▶ Short problem: Continue the passage below that summarizes AI alignment and instruction-following papers, picking up after its last sentence.

▶ Passage shown:
· · · ·

Rohin's opinion: I love the abstract and introduction, because of their directness at actually stating what we want and care about. I am also a big fan of the distinction between provably beneficial and reducing x-risk, and the single/multi analysis.

The human fragility argument, as applied to generally intelligent agents, is a bit tricky. One interpretation is that the "hardness" stems from the fact that you need a bunch of "bits" of knowledge / control in order to keep humans around. However, it seems like a generally intelligent AI should easily be able to keep humans around "if it wants", and so the bits already exist in the AI. (As an analogy: we make big changes to the environment, but we could easily preserve deer habitats if we wanted to.) Thus, it is really a question of what "distribution" you expect the AI system is sampled from: if you think we'll build AI systems that try to do what humanity wants, then we're probably fine, but if you think that there will be multiple AI systems that each do what their users want, but the users have conflicts, the overall system seems more "random" in its goals, and so more likely to fall into the "default" outcome of human extinction.

The research directions are very detailed, and while there are some suggestions that don't seem particularly useful to me, overall I am happy with the list. (And as the paper itself notes, what is and isn't useful depends on your models of AI development.)

Human Instruction-Following with Deep Reinforcement Learning via Transfer-Learning from Text (Felix Hill et al) (summarized by Nicholas): This paper proposes the Simulation-to-Human Instruction Following via Transfer from Text (SHIFTT) method for training an RL agent to receive commands from humans in natural language. One approach to this problem is to train an RL agent to respond to commands based on a template; however, this is not robust to small changes in how humans phrase the commands. In SHIFTT, you instead begin with a pretrained language model such as BERT and first feed the templated commands through the language model. This is then combined with vision inputs to produce a policy. The human commands are later fed through the same language model, and they find that the model has zero-shot transfer to the human commands even if they differ in structure.

Nicholas's opinion: Natural language is a very flexible and intuitive way to convey instructions to AI. In some ways, this shifts the alignment problem from the RL agent to the supervised language model, which just needs to learn how to correctly interpret the meaning behind human speech. One advantage of this approach is that the language model is separately trained so it can be tested and verified for safety criteria before being used to train an RL agent. It also may be more competitive than alternatives such as reward modeling that require training a new reward model for each task.

I do see a couple downsides to this approach, however. The first is that humans are not perfect at conveying their values in natural language (e.g. King Midas wishing for everything he touches to turn to gold), and natural language may not have enough information to convey complex preferences. Even if humans give precise and correct commands, the language model needs to verifiably interpret those commands correctly. This could be difficult as current language models are difficult to interpret and contain many harmful biases.

Grounding Language in Play (Corey Lynch et al) (summarized by Robert): This paper presents a new approach to learning to follow natural language human instruction in a robotics setting. It builds on similar ideas to Learning Latent Plans from Play (AN #65), in that it uses unsupervised "play" data (trajectories of humans playing on the robot with no goal in mind).

The paper combines several ideas to enable training a policy which can follow natural language instructions with only limited human annotations.

* In Hindsight Instruction Pairing, human annotators watch small trajectories from the play data, and label them with the instruction which is being completed in the clip. This instruction can take any form, and means we don't need to choose the instructions and ask humans to perform specific tasks.

· · · ·

▶ Entries supplied:
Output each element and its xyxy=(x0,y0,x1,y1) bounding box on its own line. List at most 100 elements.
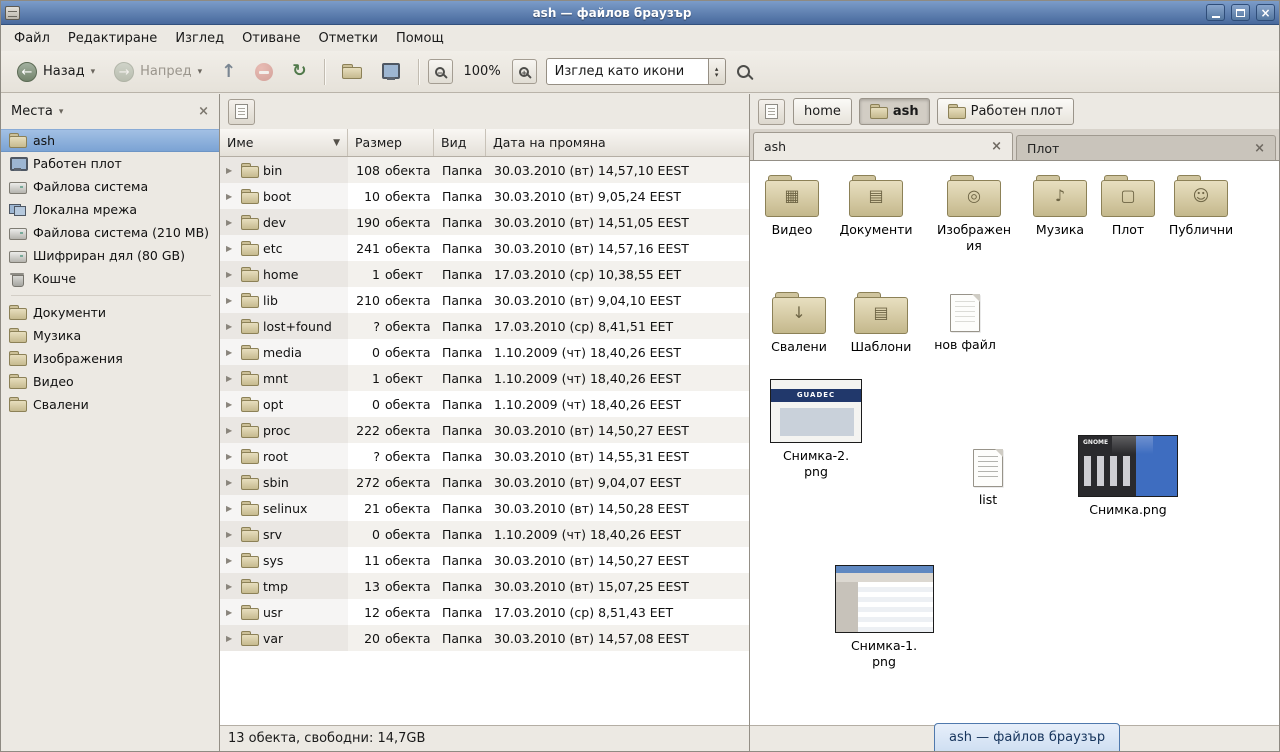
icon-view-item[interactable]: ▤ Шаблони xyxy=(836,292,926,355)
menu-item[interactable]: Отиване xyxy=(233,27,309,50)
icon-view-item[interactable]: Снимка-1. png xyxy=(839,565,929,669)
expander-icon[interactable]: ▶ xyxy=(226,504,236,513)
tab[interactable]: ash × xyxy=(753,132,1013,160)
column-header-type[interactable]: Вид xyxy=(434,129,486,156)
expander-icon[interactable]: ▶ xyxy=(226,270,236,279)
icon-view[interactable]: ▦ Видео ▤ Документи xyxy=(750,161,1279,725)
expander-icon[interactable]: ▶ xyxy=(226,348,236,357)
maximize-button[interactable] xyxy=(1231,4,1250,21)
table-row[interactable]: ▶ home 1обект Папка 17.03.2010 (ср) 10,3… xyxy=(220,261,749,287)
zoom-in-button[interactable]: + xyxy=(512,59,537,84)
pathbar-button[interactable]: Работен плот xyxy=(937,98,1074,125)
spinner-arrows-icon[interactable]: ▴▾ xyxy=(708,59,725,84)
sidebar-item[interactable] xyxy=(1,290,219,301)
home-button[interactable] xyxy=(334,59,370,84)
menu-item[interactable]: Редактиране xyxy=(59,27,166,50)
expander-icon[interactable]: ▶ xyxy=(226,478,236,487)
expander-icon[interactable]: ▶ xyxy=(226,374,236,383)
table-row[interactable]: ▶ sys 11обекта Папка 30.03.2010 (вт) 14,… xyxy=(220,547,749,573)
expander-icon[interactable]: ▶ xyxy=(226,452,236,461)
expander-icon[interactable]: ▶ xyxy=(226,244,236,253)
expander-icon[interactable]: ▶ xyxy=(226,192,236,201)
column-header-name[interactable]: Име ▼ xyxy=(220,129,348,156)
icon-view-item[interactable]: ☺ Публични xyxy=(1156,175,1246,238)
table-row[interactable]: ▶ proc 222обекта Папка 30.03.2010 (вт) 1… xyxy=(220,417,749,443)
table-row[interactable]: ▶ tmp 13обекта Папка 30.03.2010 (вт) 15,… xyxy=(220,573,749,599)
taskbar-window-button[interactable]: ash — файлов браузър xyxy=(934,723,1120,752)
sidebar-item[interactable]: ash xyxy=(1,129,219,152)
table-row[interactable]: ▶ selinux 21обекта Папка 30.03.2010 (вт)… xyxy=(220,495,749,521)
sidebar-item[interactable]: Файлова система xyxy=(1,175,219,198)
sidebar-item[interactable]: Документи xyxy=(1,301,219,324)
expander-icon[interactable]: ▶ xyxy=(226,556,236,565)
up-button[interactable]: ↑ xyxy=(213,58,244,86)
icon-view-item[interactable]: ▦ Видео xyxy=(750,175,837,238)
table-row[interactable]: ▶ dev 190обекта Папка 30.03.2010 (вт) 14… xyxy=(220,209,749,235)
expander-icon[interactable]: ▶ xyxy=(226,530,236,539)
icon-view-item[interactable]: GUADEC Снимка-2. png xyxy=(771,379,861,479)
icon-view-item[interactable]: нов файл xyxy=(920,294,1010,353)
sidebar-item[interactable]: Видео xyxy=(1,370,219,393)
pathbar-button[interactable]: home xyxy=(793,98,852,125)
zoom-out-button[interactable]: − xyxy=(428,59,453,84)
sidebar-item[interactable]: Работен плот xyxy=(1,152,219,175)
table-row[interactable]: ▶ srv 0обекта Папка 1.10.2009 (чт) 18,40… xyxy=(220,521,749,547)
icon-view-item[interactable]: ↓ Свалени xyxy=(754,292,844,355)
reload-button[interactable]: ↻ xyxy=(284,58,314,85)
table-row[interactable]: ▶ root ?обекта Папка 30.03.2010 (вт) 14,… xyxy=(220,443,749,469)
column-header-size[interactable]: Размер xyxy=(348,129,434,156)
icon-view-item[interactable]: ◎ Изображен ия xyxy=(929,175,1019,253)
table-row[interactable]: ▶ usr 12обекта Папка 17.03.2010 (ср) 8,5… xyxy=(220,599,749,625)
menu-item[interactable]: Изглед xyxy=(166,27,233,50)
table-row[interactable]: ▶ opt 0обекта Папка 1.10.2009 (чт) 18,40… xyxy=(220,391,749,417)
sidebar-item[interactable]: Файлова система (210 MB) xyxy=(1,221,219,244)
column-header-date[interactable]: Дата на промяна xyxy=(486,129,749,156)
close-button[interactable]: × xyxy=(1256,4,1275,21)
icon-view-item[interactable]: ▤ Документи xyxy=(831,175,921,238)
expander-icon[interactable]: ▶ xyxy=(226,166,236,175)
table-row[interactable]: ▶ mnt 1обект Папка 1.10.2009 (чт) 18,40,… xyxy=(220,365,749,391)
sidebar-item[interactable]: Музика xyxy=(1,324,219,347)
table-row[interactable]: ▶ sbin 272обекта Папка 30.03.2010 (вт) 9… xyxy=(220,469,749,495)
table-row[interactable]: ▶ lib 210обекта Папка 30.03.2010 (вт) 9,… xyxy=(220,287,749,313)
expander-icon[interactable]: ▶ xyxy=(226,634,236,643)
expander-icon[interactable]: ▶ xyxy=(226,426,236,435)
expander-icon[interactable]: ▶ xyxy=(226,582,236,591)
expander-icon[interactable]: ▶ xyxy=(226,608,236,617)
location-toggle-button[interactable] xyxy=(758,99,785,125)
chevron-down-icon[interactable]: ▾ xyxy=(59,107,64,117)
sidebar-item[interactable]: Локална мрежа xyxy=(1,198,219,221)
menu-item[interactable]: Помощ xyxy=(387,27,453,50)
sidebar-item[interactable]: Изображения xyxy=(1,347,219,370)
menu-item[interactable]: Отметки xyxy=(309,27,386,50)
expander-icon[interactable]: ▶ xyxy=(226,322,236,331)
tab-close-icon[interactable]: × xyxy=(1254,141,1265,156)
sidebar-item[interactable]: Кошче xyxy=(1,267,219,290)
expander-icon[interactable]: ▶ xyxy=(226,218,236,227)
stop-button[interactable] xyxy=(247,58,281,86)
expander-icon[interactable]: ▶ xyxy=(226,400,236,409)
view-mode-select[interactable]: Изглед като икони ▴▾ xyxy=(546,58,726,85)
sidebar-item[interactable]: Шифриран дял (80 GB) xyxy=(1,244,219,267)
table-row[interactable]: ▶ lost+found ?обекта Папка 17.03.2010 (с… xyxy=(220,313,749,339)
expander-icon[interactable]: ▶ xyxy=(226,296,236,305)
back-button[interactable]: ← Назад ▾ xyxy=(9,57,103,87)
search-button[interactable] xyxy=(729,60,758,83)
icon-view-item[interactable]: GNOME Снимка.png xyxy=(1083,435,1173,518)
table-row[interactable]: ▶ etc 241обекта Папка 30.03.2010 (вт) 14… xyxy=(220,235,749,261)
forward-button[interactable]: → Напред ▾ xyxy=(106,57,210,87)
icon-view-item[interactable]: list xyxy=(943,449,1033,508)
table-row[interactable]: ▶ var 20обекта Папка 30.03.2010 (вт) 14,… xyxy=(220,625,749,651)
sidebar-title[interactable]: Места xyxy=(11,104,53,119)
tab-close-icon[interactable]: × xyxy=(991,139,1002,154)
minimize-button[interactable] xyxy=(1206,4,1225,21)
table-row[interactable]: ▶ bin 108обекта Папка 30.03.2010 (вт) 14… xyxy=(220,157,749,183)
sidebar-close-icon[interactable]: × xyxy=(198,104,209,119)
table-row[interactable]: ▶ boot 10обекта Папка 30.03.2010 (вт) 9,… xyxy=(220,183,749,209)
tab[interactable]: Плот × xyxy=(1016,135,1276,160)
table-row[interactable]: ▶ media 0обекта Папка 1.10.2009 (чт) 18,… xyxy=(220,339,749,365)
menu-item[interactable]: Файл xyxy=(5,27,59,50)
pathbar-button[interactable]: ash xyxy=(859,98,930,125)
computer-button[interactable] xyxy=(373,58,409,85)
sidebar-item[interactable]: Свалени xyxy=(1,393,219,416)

· · · ·

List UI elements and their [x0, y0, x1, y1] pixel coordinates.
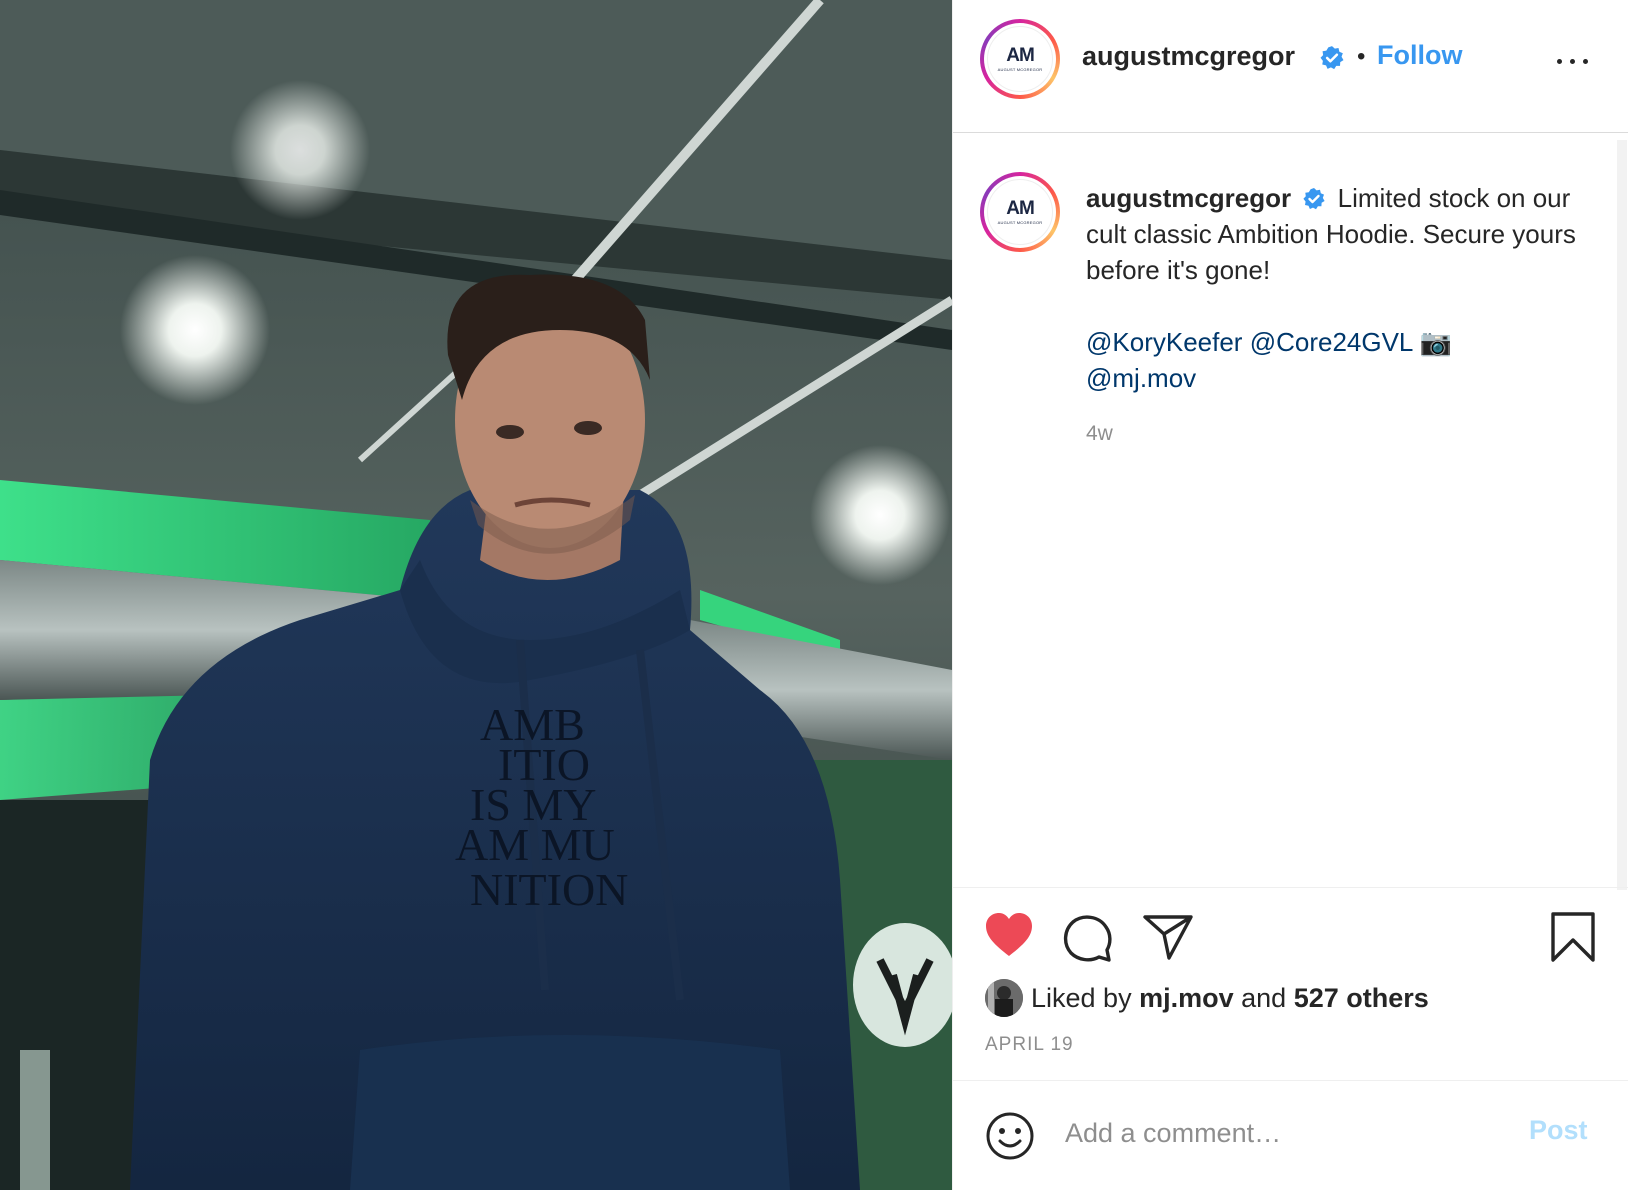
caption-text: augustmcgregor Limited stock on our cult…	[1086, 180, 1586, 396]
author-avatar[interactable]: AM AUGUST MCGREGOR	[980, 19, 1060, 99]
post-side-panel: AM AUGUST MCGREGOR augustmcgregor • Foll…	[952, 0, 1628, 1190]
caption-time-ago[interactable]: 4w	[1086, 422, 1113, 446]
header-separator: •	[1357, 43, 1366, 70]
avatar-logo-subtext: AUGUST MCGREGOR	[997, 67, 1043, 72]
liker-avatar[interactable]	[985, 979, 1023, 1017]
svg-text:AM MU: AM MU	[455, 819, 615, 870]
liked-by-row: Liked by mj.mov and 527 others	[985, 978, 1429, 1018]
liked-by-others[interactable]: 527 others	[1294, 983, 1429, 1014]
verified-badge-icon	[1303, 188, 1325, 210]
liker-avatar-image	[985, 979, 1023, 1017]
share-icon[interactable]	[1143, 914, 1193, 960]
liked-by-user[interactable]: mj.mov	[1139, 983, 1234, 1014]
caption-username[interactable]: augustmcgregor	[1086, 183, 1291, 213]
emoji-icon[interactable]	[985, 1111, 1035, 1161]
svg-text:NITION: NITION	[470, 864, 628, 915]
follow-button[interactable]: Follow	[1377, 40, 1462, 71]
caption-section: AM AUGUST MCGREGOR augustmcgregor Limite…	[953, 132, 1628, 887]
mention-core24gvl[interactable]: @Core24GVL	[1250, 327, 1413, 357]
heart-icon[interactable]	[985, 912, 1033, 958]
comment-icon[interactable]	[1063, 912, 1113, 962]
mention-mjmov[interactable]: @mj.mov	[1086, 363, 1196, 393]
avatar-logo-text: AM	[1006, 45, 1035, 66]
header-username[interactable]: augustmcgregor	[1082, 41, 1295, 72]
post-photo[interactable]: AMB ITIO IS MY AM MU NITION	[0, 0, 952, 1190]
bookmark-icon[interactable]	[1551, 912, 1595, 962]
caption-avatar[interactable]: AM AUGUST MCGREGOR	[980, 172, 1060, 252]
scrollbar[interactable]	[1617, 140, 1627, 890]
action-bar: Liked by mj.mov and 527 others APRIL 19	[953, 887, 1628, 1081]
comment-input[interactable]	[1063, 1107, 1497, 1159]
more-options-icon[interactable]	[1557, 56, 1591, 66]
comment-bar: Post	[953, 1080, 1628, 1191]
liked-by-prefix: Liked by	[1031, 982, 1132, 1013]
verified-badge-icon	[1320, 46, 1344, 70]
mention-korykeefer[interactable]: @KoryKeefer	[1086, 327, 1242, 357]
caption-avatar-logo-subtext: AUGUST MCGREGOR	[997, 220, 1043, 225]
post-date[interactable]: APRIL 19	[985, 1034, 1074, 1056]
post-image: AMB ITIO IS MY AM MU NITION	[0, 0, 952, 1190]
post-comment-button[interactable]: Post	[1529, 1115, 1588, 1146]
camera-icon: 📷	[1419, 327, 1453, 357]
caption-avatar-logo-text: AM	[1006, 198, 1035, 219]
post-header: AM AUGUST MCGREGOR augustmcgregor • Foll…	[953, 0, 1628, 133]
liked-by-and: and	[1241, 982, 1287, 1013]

· · · ·

▶ Response below:
* Multicontext Imitation Learning is a method designed to allow goal-conditioned policies to be learned with multiple different types of goals. For example, we can have lots of example trajectories where the goal is an end state image (as these can be generated automatically without humans), and just a small amount of example trajectories where the goal is a natural language instruction (gathered using Hindsight Instruction Pairing). The approach is to learn a goal embedding network for each type of goal specification, and a single shared policy which takes the goal embedding as input.

Combining these two methods enables them to train a policy and embedding networks end to end using imitation learning from a large dataset of (trajectory, image goal) pairs and a small dataset of (trajectory, natural language goal) pairs. The policy can follow very long sequences of natural language instructions in a fairly complex grasping environment with a variety of buttons and objects. Their method performs better than the Learning from Play (LfP) method, even though LfP uses a goal image as the goal conditioning, instead of a natural language instruction.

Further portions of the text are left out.